SET PROBLEM — The listing below must be repeated word for word, with its images excluded.

##########

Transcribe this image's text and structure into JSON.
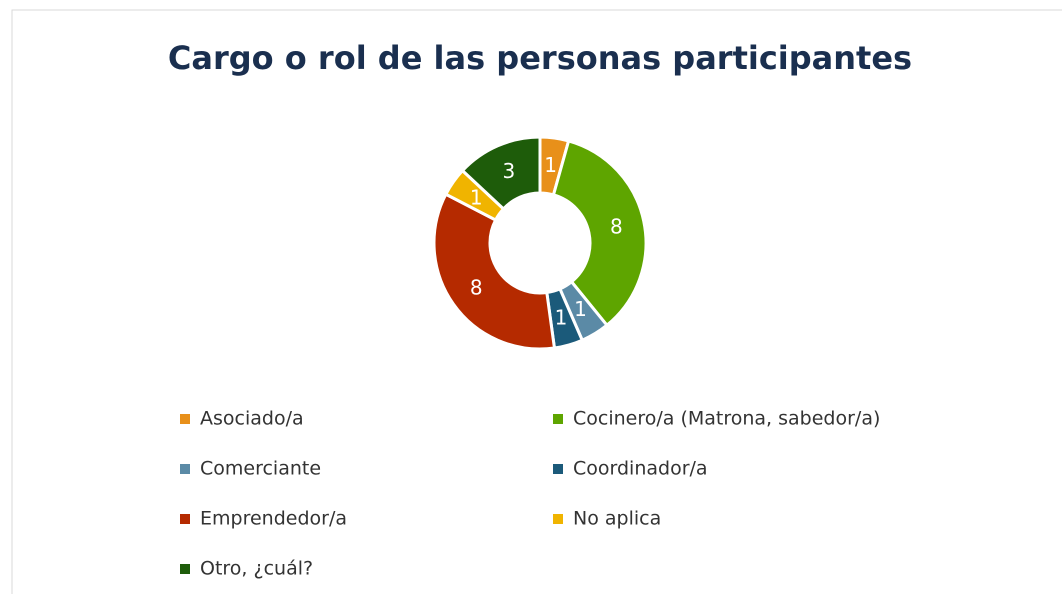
{
  "chart_data": {
    "type": "donut",
    "title": "Cargo o rol de las personas participantes",
    "categories": [
      "Asociado/a",
      "Cocinero/a (Matrona, sabedor/a)",
      "Comerciante",
      "Coordinador/a",
      "Emprendedor/a",
      "No aplica",
      "Otro, ¿cuál?"
    ],
    "values": [
      1,
      8,
      1,
      1,
      8,
      1,
      3
    ],
    "colors": [
      "#e8901a",
      "#5ea500",
      "#5b8aa6",
      "#1b5a7a",
      "#b52a00",
      "#f0b400",
      "#1e5c0a"
    ],
    "legend": "bottom"
  }
}
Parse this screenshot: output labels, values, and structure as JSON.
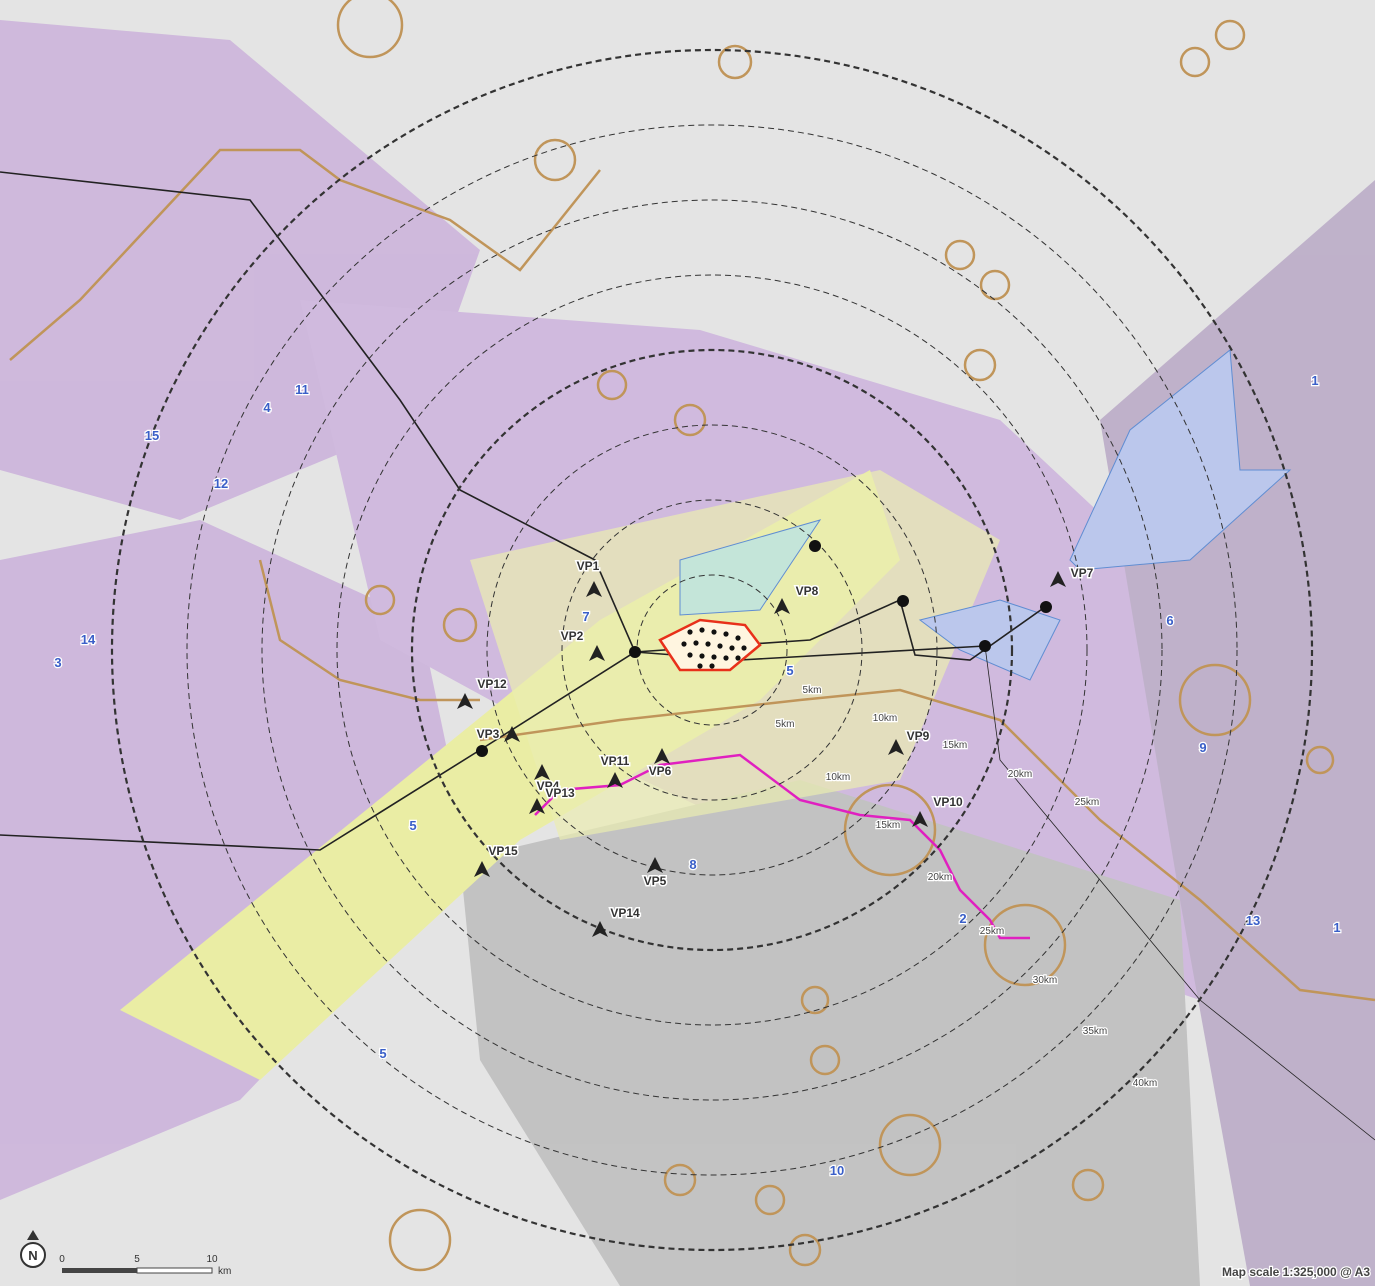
{
  "viewpoints": [
    "VP1",
    "VP2",
    "VP3",
    "VP4",
    "VP5",
    "VP6",
    "VP7",
    "VP8",
    "VP9",
    "VP10",
    "VP11",
    "VP12",
    "VP13",
    "VP14",
    "VP15"
  ],
  "distance_labels": [
    "5km",
    "5km",
    "10km",
    "10km",
    "15km",
    "15km",
    "20km",
    "20km",
    "25km",
    "25km",
    "30km",
    "35km",
    "40km"
  ],
  "area_labels": [
    "1",
    "1",
    "2",
    "3",
    "4",
    "5",
    "5",
    "5",
    "6",
    "7",
    "8",
    "9",
    "10",
    "11",
    "12",
    "13",
    "14",
    "15"
  ],
  "north_arrow": "N",
  "scale_bar": {
    "ticks": [
      "0",
      "5",
      "10"
    ],
    "unit": "km"
  },
  "map_scale": "Map scale 1:325,000 @ A3"
}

##########

THE RESPONSE —
Transcribe this image's text and structure into JSON.
{
  "chart_data": {
    "type": "donut",
    "title": "Cargo o rol de las personas participantes",
    "categories": [
      "Asociado/a",
      "Cocinero/a (Matrona, sabedor/a)",
      "Comerciante",
      "Coordinador/a",
      "Emprendedor/a",
      "No aplica",
      "Otro, ¿cuál?"
    ],
    "values": [
      1,
      8,
      1,
      1,
      8,
      1,
      3
    ],
    "colors": [
      "#e8901a",
      "#5ea500",
      "#5b8aa6",
      "#1b5a7a",
      "#b52a00",
      "#f0b400",
      "#1e5c0a"
    ],
    "legend": "bottom"
  }
}
Parse this screenshot: output labels, values, and structure as JSON.
{
  "viewpoints": [
    "VP1",
    "VP2",
    "VP3",
    "VP4",
    "VP5",
    "VP6",
    "VP7",
    "VP8",
    "VP9",
    "VP10",
    "VP11",
    "VP12",
    "VP13",
    "VP14",
    "VP15"
  ],
  "distance_labels": [
    "5km",
    "5km",
    "10km",
    "10km",
    "15km",
    "15km",
    "20km",
    "20km",
    "25km",
    "25km",
    "30km",
    "35km",
    "40km"
  ],
  "area_labels": [
    "1",
    "1",
    "2",
    "3",
    "4",
    "5",
    "5",
    "5",
    "6",
    "7",
    "8",
    "9",
    "10",
    "11",
    "12",
    "13",
    "14",
    "15"
  ],
  "north_arrow": "N",
  "scale_bar": {
    "ticks": [
      "0",
      "5",
      "10"
    ],
    "unit": "km"
  },
  "map_scale": "Map scale 1:325,000 @ A3"
}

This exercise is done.